■ Your goal
Scan the data for lines with "name" and report the count by itself.

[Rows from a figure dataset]
>> START

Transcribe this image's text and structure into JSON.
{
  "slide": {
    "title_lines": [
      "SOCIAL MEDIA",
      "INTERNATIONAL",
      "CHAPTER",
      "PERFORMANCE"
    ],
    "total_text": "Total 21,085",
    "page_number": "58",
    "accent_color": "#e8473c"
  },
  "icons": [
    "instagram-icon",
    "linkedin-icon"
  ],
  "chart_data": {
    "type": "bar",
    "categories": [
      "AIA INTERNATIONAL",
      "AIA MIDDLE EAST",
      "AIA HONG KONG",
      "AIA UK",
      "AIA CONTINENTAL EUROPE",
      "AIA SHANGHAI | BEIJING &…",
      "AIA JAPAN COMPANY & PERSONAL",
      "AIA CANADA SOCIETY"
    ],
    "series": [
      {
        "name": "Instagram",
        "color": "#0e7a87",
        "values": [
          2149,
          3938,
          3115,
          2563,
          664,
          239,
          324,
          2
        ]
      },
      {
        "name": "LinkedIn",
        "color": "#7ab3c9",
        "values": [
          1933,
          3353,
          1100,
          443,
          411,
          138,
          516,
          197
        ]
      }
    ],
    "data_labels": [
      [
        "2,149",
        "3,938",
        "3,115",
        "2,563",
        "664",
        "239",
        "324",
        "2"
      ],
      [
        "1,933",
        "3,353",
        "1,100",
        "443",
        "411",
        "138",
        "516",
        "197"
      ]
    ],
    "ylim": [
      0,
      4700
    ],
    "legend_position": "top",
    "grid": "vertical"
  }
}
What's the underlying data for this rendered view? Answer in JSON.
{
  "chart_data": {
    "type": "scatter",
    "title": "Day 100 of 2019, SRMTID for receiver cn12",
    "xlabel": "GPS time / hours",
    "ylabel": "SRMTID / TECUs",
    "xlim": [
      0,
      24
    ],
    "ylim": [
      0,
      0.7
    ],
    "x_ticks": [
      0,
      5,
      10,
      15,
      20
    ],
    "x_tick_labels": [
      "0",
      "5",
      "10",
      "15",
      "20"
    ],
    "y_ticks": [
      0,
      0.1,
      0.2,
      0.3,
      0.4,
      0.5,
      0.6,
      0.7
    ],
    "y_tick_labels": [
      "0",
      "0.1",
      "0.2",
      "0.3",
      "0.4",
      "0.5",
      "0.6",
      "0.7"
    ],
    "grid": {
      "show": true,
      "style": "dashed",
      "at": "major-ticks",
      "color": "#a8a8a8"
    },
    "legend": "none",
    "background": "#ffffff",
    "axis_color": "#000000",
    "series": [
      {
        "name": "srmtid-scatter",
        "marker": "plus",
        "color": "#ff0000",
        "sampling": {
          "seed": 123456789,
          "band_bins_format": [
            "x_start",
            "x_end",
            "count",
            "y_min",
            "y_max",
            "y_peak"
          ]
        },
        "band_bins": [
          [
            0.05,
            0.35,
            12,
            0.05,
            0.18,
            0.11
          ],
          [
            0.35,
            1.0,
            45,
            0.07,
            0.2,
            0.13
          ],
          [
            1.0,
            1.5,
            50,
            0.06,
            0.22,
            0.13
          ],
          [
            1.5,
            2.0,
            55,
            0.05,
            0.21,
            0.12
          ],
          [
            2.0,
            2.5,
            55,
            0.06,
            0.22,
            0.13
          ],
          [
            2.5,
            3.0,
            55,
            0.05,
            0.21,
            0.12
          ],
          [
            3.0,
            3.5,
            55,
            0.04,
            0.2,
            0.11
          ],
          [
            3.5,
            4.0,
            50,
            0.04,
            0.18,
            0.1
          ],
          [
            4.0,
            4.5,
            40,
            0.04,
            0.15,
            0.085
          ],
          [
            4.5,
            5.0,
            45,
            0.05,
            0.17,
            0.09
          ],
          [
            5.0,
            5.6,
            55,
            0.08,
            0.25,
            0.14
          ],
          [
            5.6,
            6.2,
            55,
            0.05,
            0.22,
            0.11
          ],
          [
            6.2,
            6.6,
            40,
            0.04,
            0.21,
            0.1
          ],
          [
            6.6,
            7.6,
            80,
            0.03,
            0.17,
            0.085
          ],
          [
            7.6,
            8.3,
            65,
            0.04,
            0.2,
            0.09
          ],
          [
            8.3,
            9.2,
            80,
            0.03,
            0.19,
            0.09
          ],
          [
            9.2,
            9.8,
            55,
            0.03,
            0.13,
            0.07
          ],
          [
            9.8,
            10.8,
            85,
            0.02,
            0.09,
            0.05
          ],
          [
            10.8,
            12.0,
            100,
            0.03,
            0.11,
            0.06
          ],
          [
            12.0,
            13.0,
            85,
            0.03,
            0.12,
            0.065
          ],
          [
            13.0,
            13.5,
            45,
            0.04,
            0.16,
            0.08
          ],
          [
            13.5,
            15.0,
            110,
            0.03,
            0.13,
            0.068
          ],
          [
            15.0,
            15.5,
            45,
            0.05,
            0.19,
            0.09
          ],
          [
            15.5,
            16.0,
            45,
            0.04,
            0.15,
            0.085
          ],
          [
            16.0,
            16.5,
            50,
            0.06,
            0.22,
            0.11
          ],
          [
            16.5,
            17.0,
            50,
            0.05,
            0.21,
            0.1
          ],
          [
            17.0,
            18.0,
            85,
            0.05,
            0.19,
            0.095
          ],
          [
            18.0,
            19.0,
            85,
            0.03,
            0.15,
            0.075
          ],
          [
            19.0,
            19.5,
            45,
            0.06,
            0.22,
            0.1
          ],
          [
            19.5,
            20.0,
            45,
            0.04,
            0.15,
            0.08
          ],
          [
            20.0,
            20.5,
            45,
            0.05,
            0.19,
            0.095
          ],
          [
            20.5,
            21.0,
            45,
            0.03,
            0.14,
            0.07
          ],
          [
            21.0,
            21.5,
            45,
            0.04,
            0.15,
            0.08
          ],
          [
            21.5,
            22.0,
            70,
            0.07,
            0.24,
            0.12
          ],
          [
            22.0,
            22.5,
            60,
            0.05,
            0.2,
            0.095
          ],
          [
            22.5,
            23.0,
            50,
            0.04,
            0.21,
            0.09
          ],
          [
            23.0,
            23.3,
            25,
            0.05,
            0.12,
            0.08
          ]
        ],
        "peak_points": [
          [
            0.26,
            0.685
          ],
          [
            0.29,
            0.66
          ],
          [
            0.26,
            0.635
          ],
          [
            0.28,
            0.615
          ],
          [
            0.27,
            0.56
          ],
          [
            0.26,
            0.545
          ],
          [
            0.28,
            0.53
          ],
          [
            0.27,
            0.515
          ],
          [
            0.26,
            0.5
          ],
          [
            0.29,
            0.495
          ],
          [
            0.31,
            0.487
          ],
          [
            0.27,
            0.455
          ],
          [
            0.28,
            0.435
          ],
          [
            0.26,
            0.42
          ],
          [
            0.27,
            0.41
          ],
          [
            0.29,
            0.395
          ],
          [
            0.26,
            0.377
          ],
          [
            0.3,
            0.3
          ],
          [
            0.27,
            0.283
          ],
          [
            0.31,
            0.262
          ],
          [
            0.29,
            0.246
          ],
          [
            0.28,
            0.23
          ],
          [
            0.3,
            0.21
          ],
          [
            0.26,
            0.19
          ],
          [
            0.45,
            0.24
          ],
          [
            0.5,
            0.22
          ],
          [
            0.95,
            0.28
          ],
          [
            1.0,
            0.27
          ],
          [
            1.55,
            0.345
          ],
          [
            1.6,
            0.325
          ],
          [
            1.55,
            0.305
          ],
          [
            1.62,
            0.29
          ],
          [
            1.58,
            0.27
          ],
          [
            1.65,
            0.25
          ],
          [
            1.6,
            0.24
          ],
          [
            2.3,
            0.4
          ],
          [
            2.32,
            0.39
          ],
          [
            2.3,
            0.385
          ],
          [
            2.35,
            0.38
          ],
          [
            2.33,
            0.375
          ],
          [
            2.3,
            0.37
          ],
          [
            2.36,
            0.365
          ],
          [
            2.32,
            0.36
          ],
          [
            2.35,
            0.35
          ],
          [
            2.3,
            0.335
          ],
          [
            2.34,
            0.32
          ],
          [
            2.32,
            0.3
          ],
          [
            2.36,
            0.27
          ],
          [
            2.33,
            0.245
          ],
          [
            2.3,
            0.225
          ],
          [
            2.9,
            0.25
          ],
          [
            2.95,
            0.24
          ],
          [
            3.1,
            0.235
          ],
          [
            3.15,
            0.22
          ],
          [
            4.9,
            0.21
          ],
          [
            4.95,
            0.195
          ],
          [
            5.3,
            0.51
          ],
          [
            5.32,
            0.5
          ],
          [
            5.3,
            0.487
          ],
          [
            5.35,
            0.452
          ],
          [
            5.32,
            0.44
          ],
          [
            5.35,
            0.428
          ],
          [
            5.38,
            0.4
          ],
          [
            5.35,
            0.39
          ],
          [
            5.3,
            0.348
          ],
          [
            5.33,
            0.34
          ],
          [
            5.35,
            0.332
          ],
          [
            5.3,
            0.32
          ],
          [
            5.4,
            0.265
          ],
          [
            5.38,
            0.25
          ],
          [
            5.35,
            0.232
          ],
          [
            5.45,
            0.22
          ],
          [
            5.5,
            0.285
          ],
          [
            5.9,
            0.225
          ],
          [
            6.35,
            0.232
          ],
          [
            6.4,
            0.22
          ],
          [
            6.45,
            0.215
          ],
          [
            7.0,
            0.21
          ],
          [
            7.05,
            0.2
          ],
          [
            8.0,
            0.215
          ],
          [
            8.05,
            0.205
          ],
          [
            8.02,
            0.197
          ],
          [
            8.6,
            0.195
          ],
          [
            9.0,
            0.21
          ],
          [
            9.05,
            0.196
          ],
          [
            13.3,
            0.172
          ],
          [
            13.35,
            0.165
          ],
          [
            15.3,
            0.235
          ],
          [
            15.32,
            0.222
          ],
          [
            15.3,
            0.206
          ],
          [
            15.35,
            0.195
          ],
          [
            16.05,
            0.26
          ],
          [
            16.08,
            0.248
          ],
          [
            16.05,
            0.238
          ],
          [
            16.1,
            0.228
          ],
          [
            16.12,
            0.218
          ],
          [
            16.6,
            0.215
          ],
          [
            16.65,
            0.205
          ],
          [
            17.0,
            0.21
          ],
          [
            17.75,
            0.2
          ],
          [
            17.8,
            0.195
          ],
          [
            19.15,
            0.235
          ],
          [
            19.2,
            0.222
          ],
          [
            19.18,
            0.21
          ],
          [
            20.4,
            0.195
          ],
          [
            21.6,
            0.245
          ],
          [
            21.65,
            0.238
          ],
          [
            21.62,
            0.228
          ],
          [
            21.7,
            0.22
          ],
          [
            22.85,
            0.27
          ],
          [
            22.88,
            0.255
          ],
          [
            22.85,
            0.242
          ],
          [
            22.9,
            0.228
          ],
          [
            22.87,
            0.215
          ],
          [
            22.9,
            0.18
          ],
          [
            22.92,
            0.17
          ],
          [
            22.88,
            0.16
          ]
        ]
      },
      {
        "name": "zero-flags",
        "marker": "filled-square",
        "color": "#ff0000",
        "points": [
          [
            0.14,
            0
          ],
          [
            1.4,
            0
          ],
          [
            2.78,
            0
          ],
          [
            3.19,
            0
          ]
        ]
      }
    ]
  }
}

>> END

■ Answer in full
4